Problem requirements:
Filter the entries and keep only the lines where the string "title" appears.

(Records from a data collection)
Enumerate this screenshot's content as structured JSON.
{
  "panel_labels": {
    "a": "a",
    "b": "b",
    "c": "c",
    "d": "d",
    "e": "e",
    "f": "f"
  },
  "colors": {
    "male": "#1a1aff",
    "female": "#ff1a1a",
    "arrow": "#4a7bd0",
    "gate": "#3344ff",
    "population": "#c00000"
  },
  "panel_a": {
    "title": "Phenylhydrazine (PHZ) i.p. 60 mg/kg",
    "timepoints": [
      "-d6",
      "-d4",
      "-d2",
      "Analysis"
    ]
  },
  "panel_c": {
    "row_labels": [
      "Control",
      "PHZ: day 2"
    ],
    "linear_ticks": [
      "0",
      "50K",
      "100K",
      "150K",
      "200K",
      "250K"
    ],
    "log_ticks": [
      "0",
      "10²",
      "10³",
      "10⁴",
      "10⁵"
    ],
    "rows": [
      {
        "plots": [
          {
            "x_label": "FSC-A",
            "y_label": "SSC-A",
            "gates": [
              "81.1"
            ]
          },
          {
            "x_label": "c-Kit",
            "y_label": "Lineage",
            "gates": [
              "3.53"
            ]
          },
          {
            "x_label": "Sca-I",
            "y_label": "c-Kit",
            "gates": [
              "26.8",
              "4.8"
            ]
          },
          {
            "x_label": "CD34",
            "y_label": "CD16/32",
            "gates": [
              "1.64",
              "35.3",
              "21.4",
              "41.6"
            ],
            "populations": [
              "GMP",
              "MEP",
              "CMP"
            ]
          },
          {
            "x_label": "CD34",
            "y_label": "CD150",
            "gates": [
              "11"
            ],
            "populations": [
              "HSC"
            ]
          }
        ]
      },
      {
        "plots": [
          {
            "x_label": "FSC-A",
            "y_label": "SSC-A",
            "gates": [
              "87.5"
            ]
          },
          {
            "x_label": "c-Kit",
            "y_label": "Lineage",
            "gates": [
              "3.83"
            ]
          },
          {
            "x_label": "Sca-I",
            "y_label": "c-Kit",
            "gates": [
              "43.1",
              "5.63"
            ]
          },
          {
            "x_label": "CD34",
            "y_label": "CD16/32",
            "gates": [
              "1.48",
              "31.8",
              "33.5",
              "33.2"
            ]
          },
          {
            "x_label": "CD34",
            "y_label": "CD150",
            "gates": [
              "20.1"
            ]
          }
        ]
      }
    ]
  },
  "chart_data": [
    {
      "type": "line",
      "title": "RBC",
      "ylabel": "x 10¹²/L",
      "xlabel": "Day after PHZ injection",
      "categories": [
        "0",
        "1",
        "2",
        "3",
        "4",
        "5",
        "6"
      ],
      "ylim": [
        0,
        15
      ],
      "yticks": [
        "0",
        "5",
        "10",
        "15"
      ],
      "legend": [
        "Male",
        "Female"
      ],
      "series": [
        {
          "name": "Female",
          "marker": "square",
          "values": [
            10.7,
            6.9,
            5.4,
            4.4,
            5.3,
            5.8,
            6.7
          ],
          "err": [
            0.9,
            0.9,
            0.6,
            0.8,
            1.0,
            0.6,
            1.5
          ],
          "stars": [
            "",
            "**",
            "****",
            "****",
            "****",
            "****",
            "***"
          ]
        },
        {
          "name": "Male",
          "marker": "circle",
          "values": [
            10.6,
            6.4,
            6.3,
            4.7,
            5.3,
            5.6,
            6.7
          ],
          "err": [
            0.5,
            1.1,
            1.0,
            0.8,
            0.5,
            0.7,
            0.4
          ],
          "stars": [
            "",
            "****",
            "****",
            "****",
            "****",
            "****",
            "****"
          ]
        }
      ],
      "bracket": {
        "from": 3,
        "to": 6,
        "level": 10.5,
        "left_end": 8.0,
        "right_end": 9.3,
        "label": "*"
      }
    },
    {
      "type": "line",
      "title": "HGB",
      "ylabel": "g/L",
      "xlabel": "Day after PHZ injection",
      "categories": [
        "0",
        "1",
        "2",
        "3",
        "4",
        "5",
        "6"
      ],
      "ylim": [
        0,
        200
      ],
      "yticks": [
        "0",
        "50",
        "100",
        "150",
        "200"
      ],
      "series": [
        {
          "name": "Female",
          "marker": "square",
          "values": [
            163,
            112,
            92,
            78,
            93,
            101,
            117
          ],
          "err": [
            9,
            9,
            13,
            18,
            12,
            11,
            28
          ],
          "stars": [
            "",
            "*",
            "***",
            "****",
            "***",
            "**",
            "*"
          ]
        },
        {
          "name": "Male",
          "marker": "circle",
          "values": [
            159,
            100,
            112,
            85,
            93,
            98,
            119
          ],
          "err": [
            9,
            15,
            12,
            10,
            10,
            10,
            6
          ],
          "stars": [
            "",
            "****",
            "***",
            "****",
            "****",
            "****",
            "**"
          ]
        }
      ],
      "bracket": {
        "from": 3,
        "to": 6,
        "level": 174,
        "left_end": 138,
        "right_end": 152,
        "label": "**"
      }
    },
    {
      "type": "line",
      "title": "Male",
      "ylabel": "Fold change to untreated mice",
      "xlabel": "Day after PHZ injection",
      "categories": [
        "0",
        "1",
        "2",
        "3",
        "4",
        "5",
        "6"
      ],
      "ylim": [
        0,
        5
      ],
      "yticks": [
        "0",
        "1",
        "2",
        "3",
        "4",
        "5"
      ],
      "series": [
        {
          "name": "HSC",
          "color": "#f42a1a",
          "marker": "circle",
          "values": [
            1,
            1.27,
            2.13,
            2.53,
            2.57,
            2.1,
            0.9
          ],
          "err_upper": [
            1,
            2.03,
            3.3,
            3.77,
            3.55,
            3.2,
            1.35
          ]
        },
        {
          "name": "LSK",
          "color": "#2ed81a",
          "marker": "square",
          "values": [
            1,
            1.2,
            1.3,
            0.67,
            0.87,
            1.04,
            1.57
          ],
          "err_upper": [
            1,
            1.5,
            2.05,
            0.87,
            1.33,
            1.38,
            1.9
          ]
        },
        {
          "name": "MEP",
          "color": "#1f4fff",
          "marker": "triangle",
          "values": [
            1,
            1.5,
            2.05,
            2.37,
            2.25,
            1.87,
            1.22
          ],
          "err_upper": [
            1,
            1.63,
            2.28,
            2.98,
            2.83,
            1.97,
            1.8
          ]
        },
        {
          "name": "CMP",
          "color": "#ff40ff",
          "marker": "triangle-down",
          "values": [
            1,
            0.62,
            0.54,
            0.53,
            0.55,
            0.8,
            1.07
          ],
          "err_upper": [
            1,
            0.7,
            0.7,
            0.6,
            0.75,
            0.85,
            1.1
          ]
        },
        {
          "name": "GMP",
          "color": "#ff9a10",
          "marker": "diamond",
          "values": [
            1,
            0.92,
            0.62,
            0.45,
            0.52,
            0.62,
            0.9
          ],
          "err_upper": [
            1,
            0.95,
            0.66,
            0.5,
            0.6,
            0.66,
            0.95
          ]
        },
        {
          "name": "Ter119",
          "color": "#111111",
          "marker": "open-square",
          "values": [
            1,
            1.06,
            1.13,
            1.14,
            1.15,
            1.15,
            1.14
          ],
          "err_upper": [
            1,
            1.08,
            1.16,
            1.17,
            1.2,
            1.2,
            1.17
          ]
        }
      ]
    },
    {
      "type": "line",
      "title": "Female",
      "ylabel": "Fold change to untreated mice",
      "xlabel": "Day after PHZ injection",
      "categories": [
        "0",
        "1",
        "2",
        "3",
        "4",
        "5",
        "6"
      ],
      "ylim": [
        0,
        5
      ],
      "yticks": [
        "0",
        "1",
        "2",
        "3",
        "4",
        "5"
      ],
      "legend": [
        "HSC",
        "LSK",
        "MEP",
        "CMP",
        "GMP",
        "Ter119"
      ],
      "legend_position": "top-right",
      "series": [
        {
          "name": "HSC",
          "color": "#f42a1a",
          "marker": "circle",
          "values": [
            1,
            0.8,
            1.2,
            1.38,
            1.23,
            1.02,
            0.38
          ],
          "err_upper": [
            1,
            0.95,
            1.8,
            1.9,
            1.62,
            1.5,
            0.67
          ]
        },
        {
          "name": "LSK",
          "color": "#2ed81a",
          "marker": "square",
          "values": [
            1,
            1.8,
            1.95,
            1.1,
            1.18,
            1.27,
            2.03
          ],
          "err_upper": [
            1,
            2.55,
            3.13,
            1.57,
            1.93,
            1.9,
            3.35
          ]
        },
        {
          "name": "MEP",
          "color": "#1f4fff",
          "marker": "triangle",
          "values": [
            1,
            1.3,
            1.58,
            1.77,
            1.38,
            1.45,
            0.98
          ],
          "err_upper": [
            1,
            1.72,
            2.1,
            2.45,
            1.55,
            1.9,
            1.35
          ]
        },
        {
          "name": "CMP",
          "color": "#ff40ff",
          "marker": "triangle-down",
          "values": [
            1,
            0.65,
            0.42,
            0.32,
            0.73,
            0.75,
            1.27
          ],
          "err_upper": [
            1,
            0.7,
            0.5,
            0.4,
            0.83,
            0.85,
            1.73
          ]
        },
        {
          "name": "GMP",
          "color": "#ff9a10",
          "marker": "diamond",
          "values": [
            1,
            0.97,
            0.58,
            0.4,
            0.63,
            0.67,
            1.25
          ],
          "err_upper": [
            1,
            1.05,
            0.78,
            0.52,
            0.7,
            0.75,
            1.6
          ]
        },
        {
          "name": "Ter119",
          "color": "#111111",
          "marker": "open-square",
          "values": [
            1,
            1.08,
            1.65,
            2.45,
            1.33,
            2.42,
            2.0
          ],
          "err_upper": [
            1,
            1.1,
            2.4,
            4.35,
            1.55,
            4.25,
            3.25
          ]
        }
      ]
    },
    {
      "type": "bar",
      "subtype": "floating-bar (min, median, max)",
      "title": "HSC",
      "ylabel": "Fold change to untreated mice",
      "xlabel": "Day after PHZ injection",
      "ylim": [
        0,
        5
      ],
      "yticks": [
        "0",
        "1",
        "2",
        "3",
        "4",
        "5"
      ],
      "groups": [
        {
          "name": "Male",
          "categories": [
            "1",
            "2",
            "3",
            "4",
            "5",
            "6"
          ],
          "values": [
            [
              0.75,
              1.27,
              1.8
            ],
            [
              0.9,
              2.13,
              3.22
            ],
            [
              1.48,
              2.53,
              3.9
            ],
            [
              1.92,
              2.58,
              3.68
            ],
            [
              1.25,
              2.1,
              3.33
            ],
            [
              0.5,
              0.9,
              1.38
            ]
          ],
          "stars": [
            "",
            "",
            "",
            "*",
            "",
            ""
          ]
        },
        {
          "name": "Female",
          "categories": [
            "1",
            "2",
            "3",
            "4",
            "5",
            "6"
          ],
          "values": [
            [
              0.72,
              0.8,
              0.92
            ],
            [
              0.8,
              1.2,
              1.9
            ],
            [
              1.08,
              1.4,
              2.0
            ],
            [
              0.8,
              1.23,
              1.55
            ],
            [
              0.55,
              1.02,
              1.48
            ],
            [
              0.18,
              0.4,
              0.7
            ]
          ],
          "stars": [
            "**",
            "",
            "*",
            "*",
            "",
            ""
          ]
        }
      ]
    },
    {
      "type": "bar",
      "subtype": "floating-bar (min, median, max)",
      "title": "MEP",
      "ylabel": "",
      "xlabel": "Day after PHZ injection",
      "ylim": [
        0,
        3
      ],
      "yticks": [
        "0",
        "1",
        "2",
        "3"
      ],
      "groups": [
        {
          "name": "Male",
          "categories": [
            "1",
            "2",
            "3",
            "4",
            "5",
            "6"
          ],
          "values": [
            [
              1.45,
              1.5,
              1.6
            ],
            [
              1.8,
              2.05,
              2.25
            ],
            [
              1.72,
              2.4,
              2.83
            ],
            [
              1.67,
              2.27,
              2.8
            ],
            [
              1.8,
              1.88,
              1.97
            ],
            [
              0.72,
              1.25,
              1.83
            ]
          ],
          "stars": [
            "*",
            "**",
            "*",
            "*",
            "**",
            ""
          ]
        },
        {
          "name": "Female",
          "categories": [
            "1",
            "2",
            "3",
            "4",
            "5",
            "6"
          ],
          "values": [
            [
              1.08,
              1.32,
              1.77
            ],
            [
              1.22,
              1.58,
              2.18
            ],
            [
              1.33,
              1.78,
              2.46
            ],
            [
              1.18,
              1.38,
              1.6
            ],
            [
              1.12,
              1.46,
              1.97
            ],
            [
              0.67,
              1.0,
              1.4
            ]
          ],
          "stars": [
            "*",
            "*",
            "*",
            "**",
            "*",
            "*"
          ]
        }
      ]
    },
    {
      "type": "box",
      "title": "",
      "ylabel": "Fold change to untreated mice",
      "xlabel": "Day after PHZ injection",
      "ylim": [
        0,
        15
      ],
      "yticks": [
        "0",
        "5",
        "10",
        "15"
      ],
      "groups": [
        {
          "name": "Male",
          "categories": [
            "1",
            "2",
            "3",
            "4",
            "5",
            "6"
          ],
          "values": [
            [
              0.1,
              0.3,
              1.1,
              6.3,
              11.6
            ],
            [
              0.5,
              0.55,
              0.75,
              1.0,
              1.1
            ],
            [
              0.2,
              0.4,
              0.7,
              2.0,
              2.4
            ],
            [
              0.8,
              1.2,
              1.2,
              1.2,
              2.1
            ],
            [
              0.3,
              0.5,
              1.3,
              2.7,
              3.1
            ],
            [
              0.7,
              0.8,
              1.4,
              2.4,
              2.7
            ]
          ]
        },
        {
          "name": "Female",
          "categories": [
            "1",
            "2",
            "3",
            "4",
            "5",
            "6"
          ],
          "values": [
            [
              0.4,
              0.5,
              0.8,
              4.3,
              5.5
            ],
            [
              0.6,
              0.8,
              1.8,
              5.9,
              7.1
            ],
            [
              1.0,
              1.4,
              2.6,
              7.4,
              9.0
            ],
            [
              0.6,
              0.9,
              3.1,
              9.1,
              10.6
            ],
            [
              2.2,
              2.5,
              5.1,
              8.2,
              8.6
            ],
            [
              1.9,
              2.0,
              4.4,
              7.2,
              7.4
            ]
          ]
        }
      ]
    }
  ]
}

Solution:
    "title": "Phenylhydrazine (PHZ) i.p. 60 mg/kg",
      "title": "RBC",
      "title": "HGB",
      "title": "Male",
      "title": "Female",
      "title": "HSC",
      "title": "MEP",
      "title": "",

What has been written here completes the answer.